§ Exercise aim:
Your task is to print all of the data word for word.

§ Dataset extract:
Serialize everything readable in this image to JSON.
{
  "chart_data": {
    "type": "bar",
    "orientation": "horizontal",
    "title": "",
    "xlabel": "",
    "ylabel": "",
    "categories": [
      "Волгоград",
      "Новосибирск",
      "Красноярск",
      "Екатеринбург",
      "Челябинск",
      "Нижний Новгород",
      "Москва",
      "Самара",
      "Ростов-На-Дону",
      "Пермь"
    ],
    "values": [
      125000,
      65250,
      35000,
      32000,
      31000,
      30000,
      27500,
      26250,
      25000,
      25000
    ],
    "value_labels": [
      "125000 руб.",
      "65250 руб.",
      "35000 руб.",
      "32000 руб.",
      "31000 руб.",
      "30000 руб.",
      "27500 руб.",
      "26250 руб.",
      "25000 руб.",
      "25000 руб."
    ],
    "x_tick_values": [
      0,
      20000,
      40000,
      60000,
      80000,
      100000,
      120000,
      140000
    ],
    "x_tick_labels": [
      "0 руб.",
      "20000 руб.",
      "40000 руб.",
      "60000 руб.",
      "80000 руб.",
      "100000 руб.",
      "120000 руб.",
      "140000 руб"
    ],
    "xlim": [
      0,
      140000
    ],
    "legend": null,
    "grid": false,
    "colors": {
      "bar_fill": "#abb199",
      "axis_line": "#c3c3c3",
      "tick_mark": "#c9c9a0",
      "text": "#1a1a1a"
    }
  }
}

§ Task output:
Serialize everything readable in this image to JSON.
{
  "chart_data": {
    "type": "bar",
    "orientation": "horizontal",
    "title": "",
    "xlabel": "",
    "ylabel": "",
    "categories": [
      "Волгоград",
      "Новосибирск",
      "Красноярск",
      "Екатеринбург",
      "Челябинск",
      "Нижний Новгород",
      "Москва",
      "Самара",
      "Ростов-На-Дону",
      "Пермь"
    ],
    "values": [
      125000,
      65250,
      35000,
      32000,
      31000,
      30000,
      27500,
      26250,
      25000,
      25000
    ],
    "value_labels": [
      "125000 руб.",
      "65250 руб.",
      "35000 руб.",
      "32000 руб.",
      "31000 руб.",
      "30000 руб.",
      "27500 руб.",
      "26250 руб.",
      "25000 руб.",
      "25000 руб."
    ],
    "x_tick_values": [
      0,
      20000,
      40000,
      60000,
      80000,
      100000,
      120000,
      140000
    ],
    "x_tick_labels": [
      "0 руб.",
      "20000 руб.",
      "40000 руб.",
      "60000 руб.",
      "80000 руб.",
      "100000 руб.",
      "120000 руб.",
      "140000 руб"
    ],
    "xlim": [
      0,
      140000
    ],
    "legend": null,
    "grid": false,
    "colors": {
      "bar_fill": "#abb199",
      "axis_line": "#c3c3c3",
      "tick_mark": "#c9c9a0",
      "text": "#1a1a1a"
    }
  }
}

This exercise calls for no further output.